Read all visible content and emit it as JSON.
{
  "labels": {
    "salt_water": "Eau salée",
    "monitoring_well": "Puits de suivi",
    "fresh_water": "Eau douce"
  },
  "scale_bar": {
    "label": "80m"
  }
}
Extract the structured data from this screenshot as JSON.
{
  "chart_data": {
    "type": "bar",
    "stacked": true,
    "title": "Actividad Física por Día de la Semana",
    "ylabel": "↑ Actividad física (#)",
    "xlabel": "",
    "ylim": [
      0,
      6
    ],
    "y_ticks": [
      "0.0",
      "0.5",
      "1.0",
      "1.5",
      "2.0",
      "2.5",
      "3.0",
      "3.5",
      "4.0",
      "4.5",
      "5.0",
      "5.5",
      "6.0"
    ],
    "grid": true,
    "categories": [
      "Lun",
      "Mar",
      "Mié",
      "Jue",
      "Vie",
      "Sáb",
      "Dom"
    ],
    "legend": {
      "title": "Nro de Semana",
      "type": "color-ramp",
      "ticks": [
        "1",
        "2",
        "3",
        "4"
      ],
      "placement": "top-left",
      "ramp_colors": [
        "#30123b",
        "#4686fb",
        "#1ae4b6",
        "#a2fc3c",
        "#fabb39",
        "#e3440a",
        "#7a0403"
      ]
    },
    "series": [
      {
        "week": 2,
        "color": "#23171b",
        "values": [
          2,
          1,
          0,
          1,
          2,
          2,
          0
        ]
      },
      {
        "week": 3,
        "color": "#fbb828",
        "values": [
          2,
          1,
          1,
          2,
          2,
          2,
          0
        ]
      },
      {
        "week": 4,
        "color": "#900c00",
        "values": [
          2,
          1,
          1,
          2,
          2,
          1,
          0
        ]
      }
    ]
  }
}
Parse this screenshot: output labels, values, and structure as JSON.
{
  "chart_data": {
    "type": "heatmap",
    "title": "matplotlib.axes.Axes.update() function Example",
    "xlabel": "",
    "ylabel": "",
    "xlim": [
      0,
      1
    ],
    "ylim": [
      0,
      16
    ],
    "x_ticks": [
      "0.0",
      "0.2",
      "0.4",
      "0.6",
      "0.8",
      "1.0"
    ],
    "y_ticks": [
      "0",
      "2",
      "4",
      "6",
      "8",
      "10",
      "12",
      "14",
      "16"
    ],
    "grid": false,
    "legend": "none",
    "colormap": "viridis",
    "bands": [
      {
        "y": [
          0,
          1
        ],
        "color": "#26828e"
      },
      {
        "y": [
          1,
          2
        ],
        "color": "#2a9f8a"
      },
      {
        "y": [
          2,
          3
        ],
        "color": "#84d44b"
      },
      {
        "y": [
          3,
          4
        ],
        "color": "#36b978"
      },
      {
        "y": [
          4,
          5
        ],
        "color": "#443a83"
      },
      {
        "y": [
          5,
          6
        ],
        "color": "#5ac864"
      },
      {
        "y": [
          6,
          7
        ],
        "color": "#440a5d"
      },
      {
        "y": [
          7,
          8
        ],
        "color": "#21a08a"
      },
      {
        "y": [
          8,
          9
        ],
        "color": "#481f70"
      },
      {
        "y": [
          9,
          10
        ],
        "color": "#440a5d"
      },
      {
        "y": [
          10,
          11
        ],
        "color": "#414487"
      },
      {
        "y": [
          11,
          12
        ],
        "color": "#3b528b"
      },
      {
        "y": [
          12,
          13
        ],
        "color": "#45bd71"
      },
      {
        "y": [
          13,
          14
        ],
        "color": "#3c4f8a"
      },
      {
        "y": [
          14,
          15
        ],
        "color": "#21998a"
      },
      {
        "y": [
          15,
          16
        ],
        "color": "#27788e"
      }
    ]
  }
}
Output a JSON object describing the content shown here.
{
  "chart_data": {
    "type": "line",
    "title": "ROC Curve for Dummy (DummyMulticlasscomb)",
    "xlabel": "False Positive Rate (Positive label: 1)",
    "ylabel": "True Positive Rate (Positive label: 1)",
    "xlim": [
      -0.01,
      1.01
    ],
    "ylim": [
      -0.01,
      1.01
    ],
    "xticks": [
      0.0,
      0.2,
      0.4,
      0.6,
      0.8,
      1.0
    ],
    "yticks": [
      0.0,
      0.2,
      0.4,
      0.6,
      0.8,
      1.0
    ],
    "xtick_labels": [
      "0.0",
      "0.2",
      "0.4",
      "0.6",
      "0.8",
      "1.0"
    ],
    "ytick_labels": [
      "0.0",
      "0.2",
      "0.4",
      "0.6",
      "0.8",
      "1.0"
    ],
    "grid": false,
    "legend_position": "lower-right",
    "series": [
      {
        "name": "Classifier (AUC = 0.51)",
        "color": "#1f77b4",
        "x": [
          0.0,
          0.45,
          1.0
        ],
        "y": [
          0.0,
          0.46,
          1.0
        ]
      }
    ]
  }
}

Exercise details -
Each line with the string "Positive" in it needs to be found and copied.

Exercise result -
    "xlabel": "False Positive Rate (Positive label: 1)",
    "ylabel": "True Positive Rate (Positive label: 1)",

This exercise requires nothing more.